◆ Exercise aim ◆
Reproduce verbatim the passage of the introduction on LSTM time series forecasting, starting from "Estimating the future" up to and including "requires time-intensive fine-tuning.".

◆ Given passage ◆
------------------------------------------------------------------------
Keywords

Introduction

Estimating the future development of continuous data generated by one or more signals has been an ongoing research field of interest for various applications. For example, automated financial forecasting is vital to today’s markets. Further, sensor-generated data driven by the Internet of Things requires robust methods for reliable forecasts of temporal data. Long Short-Term Memory (LSTM) [13] has proven to be an effective method for a variety of sequence learning tasks such as time series forecasting. Relying on a single LSTM, however, is prone to instability due to the dynamic behavior of time series data. Additionally, the optimization of LSTM parameters is a hard problem that requires time-intensive fine-tuning.

Another difficulty when dealing with time series problems lies in the slicing of the data, i.e., how many past values should be considered for training the model and generating forecasts. It is common practice to determine the top periodicity using a fast Fourier transformation and power spectra, and train one or more models based on that periodicity. This approach is prone to incompleteness because information may be encoded across patterns of varying periodicities in the series. It is also a time-consuming task as identifying the optimal sequence length is usually part of a manual preprocessing step. For these reasons, it is a challenge to create machine learning frameworks that are able to produce automated forecasts for a given series. Even a greatly tuned model fails to find important relationships in time series data if the selected time lags cannot represent these patterns. Therefore, a framework that can incorporate multiple sequence lengths is desirable.
------------------------------------------------------------------------
◆ Excerpted records ◆
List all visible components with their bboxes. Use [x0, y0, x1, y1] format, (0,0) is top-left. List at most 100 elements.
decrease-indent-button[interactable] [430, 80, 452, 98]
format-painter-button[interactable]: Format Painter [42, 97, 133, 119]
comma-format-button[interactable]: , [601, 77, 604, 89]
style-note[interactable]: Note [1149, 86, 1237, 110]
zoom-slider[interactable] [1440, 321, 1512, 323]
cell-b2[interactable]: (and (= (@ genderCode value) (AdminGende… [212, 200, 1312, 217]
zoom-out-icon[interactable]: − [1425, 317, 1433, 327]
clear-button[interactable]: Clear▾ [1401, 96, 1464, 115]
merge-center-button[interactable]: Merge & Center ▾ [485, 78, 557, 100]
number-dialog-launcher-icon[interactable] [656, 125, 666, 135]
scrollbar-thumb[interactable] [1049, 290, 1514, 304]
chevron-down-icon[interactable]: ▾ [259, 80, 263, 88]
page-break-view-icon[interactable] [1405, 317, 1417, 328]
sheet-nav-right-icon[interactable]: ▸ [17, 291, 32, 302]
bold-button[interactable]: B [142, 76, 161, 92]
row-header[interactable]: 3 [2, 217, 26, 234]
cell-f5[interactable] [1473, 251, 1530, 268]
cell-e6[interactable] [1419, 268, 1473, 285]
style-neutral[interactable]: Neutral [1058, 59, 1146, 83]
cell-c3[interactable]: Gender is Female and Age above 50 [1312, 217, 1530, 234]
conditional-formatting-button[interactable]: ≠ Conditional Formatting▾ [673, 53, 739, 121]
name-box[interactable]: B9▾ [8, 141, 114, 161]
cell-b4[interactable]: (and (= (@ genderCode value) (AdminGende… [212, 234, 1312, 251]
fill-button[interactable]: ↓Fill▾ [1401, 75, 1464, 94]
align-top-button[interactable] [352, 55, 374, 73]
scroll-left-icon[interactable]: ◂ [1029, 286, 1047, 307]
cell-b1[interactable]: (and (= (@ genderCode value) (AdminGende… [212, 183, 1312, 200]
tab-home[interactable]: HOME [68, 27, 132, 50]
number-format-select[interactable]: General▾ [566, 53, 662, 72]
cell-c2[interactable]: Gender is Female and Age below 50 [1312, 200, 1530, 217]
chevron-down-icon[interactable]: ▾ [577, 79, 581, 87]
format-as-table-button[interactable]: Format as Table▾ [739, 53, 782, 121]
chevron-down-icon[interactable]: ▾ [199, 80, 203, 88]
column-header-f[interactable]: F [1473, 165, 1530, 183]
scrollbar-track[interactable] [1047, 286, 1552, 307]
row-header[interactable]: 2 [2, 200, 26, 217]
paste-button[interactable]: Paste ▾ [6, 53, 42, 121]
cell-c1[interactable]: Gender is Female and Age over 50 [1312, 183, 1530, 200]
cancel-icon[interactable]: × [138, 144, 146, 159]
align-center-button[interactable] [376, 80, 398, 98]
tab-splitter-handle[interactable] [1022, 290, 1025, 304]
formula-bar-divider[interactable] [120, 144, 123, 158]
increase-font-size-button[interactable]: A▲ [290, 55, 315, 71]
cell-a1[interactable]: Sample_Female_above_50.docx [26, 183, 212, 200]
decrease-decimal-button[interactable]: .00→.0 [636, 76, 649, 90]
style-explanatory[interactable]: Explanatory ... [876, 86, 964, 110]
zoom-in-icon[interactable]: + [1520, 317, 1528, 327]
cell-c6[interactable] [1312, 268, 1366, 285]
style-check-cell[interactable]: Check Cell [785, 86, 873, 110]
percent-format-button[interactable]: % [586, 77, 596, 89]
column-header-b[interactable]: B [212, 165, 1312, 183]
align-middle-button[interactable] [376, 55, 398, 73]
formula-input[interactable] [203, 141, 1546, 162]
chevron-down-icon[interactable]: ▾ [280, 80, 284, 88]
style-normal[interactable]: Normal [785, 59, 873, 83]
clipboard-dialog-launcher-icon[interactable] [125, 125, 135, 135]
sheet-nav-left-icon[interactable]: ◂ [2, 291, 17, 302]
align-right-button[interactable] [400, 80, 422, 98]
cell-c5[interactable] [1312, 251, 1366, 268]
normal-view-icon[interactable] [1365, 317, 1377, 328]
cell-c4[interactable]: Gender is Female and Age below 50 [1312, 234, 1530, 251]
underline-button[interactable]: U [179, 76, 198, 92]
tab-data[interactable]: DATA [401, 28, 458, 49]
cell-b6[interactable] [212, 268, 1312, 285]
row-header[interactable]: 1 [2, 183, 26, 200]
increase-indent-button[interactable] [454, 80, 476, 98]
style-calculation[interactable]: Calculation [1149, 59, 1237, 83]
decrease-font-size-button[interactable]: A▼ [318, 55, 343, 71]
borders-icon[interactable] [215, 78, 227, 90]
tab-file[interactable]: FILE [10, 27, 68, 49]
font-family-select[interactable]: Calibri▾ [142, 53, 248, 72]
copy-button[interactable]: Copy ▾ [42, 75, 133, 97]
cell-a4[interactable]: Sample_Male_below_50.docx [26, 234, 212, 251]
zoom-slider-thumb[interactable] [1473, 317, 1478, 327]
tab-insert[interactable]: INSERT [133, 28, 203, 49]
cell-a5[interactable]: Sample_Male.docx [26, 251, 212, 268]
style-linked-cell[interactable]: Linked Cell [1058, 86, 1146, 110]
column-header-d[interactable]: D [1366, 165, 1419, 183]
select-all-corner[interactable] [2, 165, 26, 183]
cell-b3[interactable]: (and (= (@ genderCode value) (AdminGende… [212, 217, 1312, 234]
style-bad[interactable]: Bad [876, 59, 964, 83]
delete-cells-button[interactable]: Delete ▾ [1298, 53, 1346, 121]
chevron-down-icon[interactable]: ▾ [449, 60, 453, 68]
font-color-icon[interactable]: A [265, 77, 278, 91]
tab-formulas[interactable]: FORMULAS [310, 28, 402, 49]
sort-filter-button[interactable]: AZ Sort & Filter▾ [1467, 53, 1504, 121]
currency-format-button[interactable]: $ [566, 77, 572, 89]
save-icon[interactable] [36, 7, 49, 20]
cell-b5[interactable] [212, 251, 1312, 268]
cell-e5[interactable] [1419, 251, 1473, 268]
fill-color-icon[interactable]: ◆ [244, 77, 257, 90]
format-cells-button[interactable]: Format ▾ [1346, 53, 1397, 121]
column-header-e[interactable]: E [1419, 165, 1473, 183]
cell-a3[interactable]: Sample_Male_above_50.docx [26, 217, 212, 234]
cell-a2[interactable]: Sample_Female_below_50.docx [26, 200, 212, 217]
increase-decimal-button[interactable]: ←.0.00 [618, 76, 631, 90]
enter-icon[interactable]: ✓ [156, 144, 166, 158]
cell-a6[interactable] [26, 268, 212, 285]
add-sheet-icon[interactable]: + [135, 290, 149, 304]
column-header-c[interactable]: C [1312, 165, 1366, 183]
------------------------------------------------------------------------
◆ Task solution ◆
Estimating the future development of continuous data generated by one or more signals has been an ongoing research field of interest for various applications. For example, automated financial forecasting is vital to today’s markets. Further, sensor-generated data driven by the Internet of Things requires robust methods for reliable forecasts of temporal data. Long Short-Term Memory (LSTM) [13] has proven to be an effective method for a variety of sequence learning tasks such as time series forecasting. Relying on a single LSTM, however, is prone to instability due to the dynamic behavior of time series data. Additionally, the optimization of LSTM parameters is a hard problem that requires time-intensive fine-tuning.